### [TASK INPUTS]
## START
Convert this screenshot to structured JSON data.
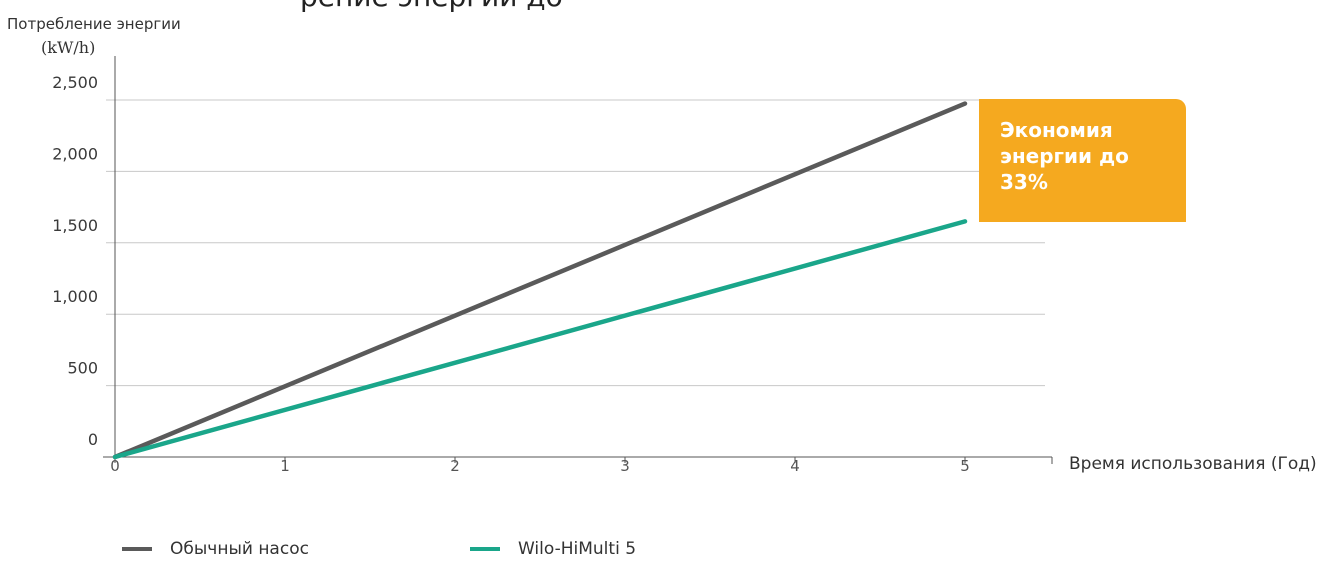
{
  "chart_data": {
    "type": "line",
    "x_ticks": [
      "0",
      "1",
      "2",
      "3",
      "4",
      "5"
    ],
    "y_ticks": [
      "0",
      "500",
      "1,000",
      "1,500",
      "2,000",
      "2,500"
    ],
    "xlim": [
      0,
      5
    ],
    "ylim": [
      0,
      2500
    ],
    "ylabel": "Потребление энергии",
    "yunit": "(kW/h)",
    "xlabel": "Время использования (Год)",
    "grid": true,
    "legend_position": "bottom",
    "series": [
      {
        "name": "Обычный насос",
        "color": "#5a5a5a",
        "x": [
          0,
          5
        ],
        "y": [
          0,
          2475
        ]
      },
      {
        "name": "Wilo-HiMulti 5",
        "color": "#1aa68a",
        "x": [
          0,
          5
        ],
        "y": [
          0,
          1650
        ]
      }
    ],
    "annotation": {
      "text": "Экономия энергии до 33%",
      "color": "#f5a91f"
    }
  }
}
## END
## START
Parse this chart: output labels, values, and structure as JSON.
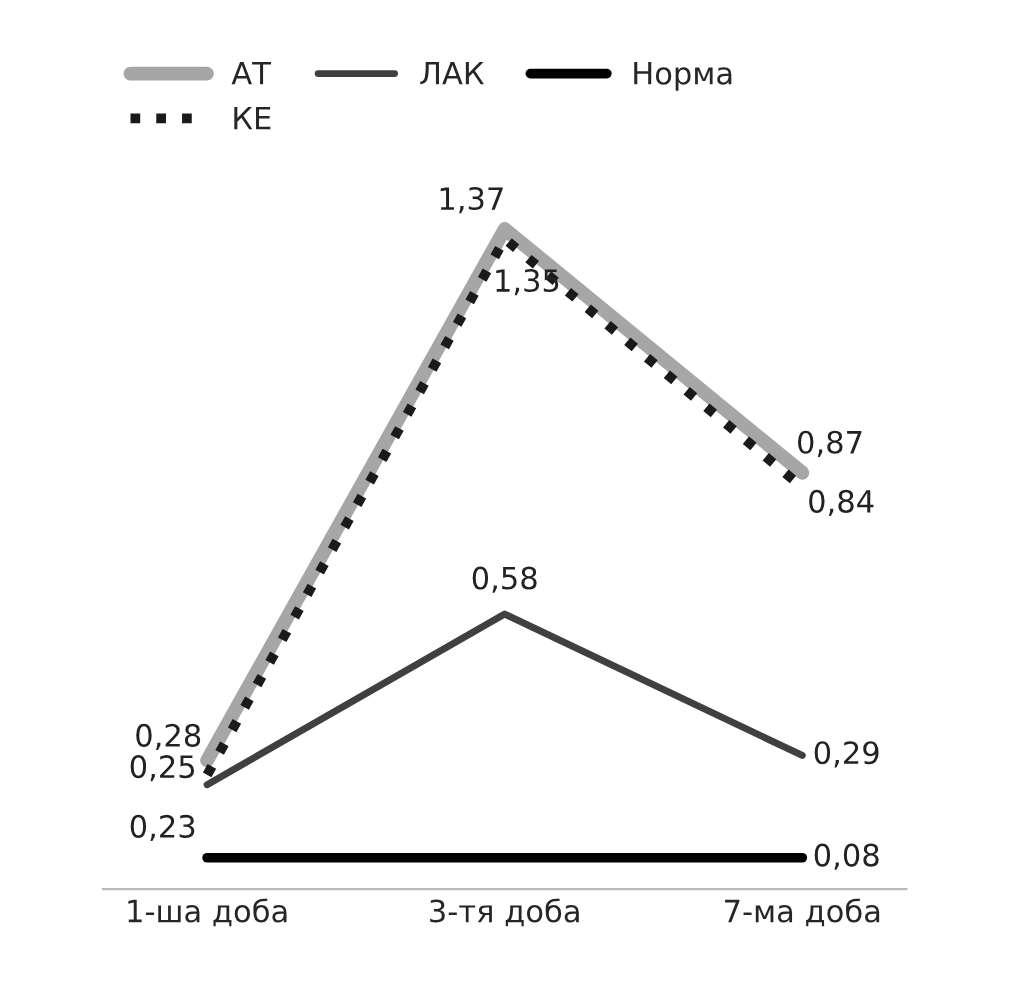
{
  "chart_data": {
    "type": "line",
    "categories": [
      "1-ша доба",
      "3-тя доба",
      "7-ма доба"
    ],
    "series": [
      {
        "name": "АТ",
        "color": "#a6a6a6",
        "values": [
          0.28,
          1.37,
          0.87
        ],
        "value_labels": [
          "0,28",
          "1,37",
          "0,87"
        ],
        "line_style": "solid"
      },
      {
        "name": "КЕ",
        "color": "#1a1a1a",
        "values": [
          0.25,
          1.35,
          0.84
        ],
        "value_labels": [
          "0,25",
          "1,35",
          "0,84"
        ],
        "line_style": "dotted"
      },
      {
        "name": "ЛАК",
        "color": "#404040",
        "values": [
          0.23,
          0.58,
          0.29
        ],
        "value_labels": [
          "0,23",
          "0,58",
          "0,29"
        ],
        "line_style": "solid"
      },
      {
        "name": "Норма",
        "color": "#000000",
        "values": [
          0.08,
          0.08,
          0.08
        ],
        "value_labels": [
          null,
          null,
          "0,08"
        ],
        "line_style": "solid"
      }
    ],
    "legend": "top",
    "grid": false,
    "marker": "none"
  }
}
## END
## START
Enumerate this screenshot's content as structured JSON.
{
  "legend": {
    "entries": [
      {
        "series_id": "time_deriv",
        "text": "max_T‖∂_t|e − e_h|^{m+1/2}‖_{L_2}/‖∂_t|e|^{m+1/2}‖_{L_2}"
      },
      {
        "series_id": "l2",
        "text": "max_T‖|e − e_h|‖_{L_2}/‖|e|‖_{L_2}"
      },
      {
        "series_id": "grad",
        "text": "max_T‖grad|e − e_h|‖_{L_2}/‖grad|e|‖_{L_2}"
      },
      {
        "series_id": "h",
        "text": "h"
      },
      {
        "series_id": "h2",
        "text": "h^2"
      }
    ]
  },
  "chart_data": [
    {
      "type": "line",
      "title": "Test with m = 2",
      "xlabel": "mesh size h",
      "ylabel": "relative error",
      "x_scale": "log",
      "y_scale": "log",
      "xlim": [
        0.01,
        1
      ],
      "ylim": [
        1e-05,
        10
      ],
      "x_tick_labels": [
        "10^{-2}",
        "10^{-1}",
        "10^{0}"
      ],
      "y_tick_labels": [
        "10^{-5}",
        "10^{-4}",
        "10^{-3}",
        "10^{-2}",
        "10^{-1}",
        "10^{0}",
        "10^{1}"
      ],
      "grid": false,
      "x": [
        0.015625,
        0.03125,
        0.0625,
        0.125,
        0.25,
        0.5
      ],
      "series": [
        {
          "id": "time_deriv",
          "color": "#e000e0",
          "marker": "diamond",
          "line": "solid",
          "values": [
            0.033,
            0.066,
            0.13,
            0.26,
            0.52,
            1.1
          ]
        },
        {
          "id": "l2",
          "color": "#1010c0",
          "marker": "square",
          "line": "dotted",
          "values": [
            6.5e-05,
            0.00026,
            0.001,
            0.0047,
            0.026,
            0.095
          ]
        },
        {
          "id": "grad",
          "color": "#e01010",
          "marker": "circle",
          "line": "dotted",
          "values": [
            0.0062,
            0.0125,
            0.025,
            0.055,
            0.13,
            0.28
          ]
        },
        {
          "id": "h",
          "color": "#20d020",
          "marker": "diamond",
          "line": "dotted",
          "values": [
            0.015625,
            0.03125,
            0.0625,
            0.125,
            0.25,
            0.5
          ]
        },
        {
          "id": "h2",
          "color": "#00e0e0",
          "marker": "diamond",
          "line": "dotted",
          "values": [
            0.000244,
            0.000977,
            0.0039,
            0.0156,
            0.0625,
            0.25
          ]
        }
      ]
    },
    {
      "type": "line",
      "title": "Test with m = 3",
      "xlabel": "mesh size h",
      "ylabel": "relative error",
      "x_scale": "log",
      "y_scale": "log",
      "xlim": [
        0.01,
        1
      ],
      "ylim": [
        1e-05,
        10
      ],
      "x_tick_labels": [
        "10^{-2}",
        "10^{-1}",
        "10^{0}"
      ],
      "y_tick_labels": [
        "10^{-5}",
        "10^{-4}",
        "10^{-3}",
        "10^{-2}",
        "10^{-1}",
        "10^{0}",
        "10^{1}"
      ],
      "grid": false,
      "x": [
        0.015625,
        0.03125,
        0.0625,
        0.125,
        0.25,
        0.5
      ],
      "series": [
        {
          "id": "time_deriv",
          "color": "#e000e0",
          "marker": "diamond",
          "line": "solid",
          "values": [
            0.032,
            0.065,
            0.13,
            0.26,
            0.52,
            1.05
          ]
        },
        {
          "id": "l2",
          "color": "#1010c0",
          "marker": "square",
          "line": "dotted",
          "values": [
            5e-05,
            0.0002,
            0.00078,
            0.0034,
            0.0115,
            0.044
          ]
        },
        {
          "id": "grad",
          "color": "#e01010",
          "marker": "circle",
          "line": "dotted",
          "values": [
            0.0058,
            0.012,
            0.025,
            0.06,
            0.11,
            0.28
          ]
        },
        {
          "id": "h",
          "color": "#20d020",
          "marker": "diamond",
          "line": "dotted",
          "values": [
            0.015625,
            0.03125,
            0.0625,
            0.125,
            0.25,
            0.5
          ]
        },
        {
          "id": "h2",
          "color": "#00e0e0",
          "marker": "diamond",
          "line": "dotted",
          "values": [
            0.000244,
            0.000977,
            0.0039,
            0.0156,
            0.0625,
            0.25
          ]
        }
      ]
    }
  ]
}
## END
### [JOB]
Return each line with "this".

### [REPLY]
Convert this screenshot to structured JSON data.
Parse this chart: output labels, values, and structure as JSON.
Enumerate this screenshot's content as structured JSON.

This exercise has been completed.